Data items:

>>>>>

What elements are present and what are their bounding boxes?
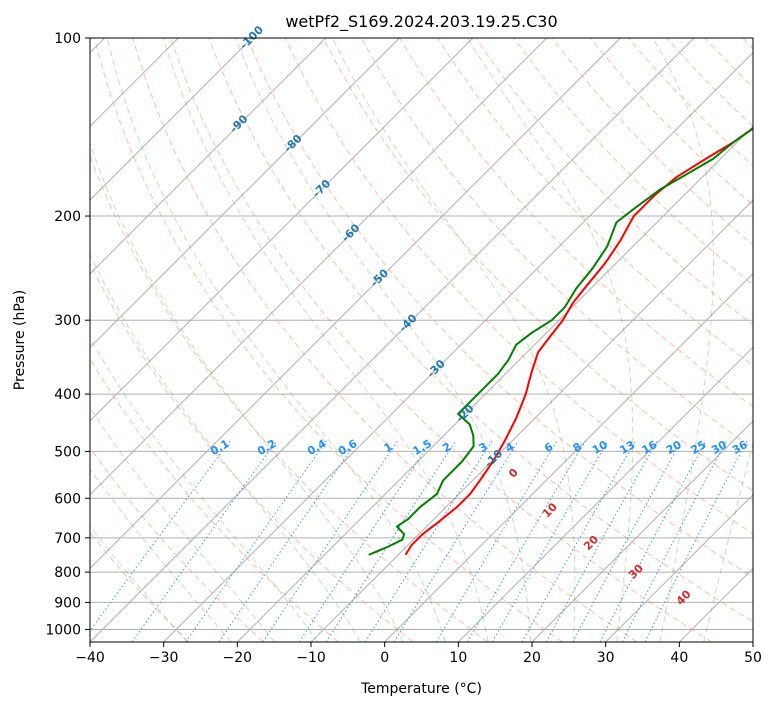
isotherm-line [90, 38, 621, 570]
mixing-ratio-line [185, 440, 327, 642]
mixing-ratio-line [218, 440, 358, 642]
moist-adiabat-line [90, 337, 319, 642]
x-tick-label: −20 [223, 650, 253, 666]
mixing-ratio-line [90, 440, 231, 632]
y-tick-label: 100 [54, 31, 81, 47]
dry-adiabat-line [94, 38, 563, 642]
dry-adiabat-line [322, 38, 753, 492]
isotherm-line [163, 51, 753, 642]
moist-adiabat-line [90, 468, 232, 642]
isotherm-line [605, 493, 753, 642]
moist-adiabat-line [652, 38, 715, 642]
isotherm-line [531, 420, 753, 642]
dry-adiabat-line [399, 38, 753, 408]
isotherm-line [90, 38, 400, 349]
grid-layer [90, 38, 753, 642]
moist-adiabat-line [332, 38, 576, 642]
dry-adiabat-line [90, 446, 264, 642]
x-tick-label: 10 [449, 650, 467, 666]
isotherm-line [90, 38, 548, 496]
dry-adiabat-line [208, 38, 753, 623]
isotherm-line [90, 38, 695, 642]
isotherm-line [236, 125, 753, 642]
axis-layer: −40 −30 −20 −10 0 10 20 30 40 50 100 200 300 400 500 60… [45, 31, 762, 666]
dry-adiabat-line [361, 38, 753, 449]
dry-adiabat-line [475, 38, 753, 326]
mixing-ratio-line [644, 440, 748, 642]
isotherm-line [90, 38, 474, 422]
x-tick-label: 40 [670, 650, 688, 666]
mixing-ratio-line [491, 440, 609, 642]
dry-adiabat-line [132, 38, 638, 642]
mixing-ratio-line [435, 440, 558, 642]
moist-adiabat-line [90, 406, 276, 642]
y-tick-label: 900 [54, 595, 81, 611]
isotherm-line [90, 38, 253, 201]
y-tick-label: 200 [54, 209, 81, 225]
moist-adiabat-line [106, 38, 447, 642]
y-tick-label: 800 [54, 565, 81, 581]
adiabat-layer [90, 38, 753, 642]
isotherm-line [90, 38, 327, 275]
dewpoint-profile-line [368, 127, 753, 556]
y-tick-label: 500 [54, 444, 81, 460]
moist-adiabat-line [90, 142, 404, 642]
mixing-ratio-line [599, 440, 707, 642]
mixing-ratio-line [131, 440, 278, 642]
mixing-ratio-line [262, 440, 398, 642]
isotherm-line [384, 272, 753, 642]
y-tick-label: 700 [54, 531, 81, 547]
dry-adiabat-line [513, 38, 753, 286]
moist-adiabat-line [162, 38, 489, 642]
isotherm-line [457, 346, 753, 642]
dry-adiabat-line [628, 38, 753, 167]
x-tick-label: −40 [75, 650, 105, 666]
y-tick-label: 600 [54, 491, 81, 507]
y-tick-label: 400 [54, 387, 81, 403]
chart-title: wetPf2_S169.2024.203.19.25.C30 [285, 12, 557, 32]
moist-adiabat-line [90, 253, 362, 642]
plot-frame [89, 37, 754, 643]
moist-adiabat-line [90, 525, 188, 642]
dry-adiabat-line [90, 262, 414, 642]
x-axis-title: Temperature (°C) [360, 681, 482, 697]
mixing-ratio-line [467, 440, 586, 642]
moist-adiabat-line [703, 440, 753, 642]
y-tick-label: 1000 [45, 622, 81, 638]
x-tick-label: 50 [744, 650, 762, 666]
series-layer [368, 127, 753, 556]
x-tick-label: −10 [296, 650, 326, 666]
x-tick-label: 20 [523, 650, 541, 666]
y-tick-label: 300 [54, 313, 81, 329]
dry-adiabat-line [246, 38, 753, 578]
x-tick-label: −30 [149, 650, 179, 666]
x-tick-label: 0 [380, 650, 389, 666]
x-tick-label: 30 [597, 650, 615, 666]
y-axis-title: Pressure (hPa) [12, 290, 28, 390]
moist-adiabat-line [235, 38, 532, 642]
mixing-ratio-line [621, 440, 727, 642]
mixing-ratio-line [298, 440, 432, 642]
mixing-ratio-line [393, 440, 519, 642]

<<<<<
>>>>>

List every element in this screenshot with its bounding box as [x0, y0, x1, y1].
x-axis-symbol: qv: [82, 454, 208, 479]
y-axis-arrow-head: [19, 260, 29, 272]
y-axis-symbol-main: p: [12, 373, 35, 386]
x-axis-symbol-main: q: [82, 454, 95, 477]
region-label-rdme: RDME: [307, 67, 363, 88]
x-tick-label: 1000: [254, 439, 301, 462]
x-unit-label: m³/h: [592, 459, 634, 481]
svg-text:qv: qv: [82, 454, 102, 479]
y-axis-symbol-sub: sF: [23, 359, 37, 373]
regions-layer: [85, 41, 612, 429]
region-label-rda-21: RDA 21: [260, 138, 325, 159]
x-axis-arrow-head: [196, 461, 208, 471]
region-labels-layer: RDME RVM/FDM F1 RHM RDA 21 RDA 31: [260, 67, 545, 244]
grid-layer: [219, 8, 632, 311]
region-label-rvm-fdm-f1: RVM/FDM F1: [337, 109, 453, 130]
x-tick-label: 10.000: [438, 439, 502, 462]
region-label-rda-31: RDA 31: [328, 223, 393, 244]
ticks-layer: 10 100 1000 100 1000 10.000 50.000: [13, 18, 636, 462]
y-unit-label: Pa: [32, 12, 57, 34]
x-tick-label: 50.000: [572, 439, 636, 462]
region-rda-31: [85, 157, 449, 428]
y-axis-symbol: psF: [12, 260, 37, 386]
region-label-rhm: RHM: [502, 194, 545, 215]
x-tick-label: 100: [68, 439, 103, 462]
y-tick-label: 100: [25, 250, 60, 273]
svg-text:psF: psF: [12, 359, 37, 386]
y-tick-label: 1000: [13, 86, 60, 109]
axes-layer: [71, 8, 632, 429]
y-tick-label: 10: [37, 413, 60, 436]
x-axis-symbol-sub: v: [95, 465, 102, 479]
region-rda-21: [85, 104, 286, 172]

<<<<<

Reproduce the listing from the line containing "List every element" through the line containing "svg-text:qv: qv: [82, 454, 102, 479]", inclusive, changing "x-tick-label" to "horizontal-tick-label" and leaving everything else unaltered.

List every element in this screenshot with its bounding box as [x0, y0, x1, y1].
x-axis-symbol: qv: [82, 454, 208, 479]
y-axis-arrow-head: [19, 260, 29, 272]
y-axis-symbol-main: p: [12, 373, 35, 386]
x-axis-symbol-main: q: [82, 454, 95, 477]
region-label-rdme: RDME: [307, 67, 363, 88]
horizontal-tick-label: 1000: [254, 439, 301, 462]
x-unit-label: m³/h: [592, 459, 634, 481]
svg-text:qv: qv: [82, 454, 102, 479]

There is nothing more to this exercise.